### EXERCISE DETAILS
Please copy all the lines that follow, word for word.

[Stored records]

_ _ _

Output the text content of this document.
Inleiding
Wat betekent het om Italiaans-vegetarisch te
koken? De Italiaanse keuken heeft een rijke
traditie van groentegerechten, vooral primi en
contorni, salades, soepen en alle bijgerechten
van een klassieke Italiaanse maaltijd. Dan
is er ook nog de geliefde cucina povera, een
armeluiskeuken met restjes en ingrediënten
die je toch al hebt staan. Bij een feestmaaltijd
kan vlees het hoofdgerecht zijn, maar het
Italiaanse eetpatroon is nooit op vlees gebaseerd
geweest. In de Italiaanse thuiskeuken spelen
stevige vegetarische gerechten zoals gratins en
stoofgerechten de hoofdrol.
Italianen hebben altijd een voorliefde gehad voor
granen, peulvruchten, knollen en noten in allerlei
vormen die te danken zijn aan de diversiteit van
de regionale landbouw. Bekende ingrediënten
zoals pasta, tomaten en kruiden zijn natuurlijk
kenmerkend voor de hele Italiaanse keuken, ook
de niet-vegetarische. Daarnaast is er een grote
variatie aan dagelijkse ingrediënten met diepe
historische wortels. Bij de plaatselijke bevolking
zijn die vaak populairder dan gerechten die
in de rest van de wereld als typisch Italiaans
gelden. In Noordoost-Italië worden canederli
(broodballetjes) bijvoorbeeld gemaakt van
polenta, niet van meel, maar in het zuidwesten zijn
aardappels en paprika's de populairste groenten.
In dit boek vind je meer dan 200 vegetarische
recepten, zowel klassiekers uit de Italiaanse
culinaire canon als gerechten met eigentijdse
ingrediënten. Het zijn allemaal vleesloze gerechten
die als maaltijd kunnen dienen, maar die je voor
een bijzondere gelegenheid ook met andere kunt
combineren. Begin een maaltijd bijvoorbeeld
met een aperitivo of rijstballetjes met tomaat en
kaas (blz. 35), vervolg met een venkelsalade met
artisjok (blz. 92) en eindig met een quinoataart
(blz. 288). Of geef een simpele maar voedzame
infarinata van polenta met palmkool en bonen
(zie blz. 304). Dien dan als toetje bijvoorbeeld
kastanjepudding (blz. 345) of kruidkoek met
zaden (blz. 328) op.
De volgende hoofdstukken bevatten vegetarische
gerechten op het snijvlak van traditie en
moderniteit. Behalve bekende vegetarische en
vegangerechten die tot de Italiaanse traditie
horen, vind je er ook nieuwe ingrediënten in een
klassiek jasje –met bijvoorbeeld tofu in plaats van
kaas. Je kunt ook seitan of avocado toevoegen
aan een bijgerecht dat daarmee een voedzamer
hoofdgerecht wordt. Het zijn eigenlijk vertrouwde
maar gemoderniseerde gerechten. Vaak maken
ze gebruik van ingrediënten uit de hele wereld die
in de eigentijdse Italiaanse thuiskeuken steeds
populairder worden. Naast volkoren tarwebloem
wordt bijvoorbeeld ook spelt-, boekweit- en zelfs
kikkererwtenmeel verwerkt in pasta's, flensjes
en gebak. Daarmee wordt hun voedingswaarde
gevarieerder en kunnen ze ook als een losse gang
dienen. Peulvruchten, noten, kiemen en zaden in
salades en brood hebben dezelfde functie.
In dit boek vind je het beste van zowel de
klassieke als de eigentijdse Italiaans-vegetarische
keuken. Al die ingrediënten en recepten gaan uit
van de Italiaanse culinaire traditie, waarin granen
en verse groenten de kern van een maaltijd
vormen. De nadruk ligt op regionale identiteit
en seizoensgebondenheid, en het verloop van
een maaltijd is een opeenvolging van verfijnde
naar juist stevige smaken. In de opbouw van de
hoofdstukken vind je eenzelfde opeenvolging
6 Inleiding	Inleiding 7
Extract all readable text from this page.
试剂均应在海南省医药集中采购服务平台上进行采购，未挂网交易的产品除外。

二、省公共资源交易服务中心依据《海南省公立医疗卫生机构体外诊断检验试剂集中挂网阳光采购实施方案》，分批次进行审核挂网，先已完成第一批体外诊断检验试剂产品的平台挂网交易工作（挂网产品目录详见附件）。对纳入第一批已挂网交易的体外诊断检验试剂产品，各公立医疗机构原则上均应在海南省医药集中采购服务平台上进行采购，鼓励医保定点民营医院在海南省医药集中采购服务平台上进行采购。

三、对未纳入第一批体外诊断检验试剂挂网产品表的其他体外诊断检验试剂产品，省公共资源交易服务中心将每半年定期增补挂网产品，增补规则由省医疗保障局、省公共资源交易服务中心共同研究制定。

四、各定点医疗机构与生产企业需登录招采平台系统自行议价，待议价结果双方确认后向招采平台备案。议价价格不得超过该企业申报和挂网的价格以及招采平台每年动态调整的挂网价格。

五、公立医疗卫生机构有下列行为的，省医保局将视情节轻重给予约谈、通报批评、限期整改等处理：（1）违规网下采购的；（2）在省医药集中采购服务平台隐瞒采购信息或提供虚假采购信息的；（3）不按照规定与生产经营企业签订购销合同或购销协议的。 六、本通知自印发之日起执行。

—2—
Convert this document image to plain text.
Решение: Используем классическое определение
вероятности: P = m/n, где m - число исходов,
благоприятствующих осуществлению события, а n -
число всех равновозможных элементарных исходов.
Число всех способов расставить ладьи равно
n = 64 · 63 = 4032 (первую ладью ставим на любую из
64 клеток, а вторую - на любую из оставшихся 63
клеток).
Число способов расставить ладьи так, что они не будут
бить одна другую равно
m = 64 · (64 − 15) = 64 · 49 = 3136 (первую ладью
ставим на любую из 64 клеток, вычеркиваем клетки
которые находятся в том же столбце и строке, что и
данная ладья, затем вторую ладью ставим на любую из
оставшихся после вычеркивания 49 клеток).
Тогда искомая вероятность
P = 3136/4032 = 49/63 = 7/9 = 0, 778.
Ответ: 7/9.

_ _ _

### THE ANSWER
Output the text content of this document.
Inleiding
Wat betekent het om Italiaans-vegetarisch te
koken? De Italiaanse keuken heeft een rijke
traditie van groentegerechten, vooral primi en
contorni, salades, soepen en alle bijgerechten
van een klassieke Italiaanse maaltijd. Dan
is er ook nog de geliefde cucina povera, een
armeluiskeuken met restjes en ingrediënten
die je toch al hebt staan. Bij een feestmaaltijd
kan vlees het hoofdgerecht zijn, maar het
Italiaanse eetpatroon is nooit op vlees gebaseerd
geweest. In de Italiaanse thuiskeuken spelen
stevige vegetarische gerechten zoals gratins en
stoofgerechten de hoofdrol.
Italianen hebben altijd een voorliefde gehad voor
granen, peulvruchten, knollen en noten in allerlei
vormen die te danken zijn aan de diversiteit van
de regionale landbouw. Bekende ingrediënten
zoals pasta, tomaten en kruiden zijn natuurlijk
kenmerkend voor de hele Italiaanse keuken, ook
de niet-vegetarische. Daarnaast is er een grote
variatie aan dagelijkse ingrediënten met diepe
historische wortels. Bij de plaatselijke bevolking
zijn die vaak populairder dan gerechten die
in de rest van de wereld als typisch Italiaans
gelden. In Noordoost-Italië worden canederli
(broodballetjes) bijvoorbeeld gemaakt van
polenta, niet van meel, maar in het zuidwesten zijn
aardappels en paprika's de populairste groenten.
In dit boek vind je meer dan 200 vegetarische
recepten, zowel klassiekers uit de Italiaanse
culinaire canon als gerechten met eigentijdse
ingrediënten. Het zijn allemaal vleesloze gerechten
die als maaltijd kunnen dienen, maar die je voor
een bijzondere gelegenheid ook met andere kunt
combineren. Begin een maaltijd bijvoorbeeld
met een aperitivo of rijstballetjes met tomaat en
kaas (blz. 35), vervolg met een venkelsalade met
artisjok (blz. 92) en eindig met een quinoataart
(blz. 288). Of geef een simpele maar voedzame
infarinata van polenta met palmkool en bonen
(zie blz. 304). Dien dan als toetje bijvoorbeeld
kastanjepudding (blz. 345) of kruidkoek met
zaden (blz. 328) op.
De volgende hoofdstukken bevatten vegetarische
gerechten op het snijvlak van traditie en
moderniteit. Behalve bekende vegetarische en
vegangerechten die tot de Italiaanse traditie
horen, vind je er ook nieuwe ingrediënten in een
klassiek jasje –met bijvoorbeeld tofu in plaats van
kaas. Je kunt ook seitan of avocado toevoegen
aan een bijgerecht dat daarmee een voedzamer
hoofdgerecht wordt. Het zijn eigenlijk vertrouwde
maar gemoderniseerde gerechten. Vaak maken
ze gebruik van ingrediënten uit de hele wereld die
in de eigentijdse Italiaanse thuiskeuken steeds
populairder worden. Naast volkoren tarwebloem
wordt bijvoorbeeld ook spelt-, boekweit- en zelfs
kikkererwtenmeel verwerkt in pasta's, flensjes
en gebak. Daarmee wordt hun voedingswaarde
gevarieerder en kunnen ze ook als een losse gang
dienen. Peulvruchten, noten, kiemen en zaden in
salades en brood hebben dezelfde functie.
In dit boek vind je het beste van zowel de
klassieke als de eigentijdse Italiaans-vegetarische
keuken. Al die ingrediënten en recepten gaan uit
van de Italiaanse culinaire traditie, waarin granen
en verse groenten de kern van een maaltijd
vormen. De nadruk ligt op regionale identiteit
en seizoensgebondenheid, en het verloop van
een maaltijd is een opeenvolging van verfijnde
naar juist stevige smaken. In de opbouw van de
hoofdstukken vind je eenzelfde opeenvolging
6 Inleiding	Inleiding 7
Extract all readable text from this page.
试剂均应在海南省医药集中采购服务平台上进行采购，未挂网交易的产品除外。

二、省公共资源交易服务中心依据《海南省公立医疗卫生机构体外诊断检验试剂集中挂网阳光采购实施方案》，分批次进行审核挂网，先已完成第一批体外诊断检验试剂产品的平台挂网交易工作（挂网产品目录详见附件）。对纳入第一批已挂网交易的体外诊断检验试剂产品，各公立医疗机构原则上均应在海南省医药集中采购服务平台上进行采购，鼓励医保定点民营医院在海南省医药集中采购服务平台上进行采购。

三、对未纳入第一批体外诊断检验试剂挂网产品表的其他体外诊断检验试剂产品，省公共资源交易服务中心将每半年定期增补挂网产品，增补规则由省医疗保障局、省公共资源交易服务中心共同研究制定。

四、各定点医疗机构与生产企业需登录招采平台系统自行议价，待议价结果双方确认后向招采平台备案。议价价格不得超过该企业申报和挂网的价格以及招采平台每年动态调整的挂网价格。

五、公立医疗卫生机构有下列行为的，省医保局将视情节轻重给予约谈、通报批评、限期整改等处理：（1）违规网下采购的；（2）在省医药集中采购服务平台隐瞒采购信息或提供虚假采购信息的；（3）不按照规定与生产经营企业签订购销合同或购销协议的。 六、本通知自印发之日起执行。

—2—
Convert this document image to plain text.
Решение: Используем классическое определение
вероятности: P = m/n, где m - число исходов,
благоприятствующих осуществлению события, а n -
число всех равновозможных элементарных исходов.
Число всех способов расставить ладьи равно
n = 64 · 63 = 4032 (первую ладью ставим на любую из
64 клеток, а вторую - на любую из оставшихся 63
клеток).
Число способов расставить ладьи так, что они не будут
бить одна другую равно
m = 64 · (64 − 15) = 64 · 49 = 3136 (первую ладью
ставим на любую из 64 клеток, вычеркиваем клетки
которые находятся в том же столбце и строке, что и
данная ладья, затем вторую ладью ставим на любую из
оставшихся после вычеркивания 49 клеток).
Тогда искомая вероятность
P = 3136/4032 = 49/63 = 7/9 = 0, 778.
Ответ: 7/9.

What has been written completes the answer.